## TASK:
Find the word "Family" in the listing; pull out each line holding it.

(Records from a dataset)
begin
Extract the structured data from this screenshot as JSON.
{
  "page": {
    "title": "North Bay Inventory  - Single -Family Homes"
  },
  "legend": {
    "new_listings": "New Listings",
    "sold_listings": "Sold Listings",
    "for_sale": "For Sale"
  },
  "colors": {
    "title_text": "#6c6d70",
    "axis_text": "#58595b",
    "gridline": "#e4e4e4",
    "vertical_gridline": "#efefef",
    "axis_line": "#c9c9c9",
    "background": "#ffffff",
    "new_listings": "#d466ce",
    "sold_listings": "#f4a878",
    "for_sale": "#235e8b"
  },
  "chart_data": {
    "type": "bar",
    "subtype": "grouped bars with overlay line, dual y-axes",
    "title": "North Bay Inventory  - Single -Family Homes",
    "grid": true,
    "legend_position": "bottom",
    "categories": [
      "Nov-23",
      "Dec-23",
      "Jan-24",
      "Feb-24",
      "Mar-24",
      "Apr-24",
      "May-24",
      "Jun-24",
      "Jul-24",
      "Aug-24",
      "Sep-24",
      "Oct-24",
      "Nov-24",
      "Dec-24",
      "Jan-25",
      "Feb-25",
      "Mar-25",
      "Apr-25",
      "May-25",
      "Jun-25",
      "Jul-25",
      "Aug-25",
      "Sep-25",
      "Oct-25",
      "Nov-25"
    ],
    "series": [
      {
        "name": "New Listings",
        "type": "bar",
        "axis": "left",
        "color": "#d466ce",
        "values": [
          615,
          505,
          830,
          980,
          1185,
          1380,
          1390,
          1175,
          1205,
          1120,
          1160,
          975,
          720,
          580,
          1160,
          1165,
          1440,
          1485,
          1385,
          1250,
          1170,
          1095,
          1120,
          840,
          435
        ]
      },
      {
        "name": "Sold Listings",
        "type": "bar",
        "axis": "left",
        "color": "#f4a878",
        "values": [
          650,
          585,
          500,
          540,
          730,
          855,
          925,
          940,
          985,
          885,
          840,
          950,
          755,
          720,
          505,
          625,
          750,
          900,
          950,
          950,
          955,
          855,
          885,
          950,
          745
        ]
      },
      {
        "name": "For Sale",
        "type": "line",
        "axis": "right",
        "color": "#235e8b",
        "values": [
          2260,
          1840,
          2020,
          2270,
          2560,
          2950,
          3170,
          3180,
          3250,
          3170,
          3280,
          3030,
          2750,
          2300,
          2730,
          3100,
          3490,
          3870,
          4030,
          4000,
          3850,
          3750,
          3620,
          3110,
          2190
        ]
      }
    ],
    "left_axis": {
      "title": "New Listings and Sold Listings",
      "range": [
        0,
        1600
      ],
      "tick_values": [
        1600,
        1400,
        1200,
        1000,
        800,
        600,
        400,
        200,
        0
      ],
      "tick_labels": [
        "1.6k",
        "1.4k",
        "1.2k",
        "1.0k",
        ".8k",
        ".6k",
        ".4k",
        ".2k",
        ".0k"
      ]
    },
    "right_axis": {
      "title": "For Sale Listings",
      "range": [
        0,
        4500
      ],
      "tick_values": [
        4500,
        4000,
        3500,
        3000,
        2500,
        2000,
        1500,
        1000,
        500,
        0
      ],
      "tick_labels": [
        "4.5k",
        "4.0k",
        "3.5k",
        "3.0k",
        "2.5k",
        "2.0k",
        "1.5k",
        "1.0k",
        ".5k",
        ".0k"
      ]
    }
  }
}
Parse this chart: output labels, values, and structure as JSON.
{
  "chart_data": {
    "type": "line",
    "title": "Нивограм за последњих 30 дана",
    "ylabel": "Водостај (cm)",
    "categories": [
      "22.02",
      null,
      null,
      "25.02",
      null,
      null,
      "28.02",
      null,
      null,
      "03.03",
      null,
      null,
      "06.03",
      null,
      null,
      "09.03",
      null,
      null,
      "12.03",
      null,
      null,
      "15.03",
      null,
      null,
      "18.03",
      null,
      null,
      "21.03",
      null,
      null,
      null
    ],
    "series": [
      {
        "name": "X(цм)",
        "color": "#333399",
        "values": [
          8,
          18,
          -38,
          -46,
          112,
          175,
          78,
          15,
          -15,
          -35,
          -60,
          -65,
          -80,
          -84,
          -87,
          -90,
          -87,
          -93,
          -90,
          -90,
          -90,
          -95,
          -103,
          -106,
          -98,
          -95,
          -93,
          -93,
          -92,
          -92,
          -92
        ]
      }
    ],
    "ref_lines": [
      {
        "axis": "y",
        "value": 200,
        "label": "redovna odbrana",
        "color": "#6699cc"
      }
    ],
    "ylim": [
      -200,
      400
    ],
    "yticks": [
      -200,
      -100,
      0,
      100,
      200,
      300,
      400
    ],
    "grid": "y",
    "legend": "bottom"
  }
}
end
## RIGHT ANSWER:
    "title": "North Bay Inventory  - Single -Family Homes"
    "title": "North Bay Inventory  - Single -Family Homes",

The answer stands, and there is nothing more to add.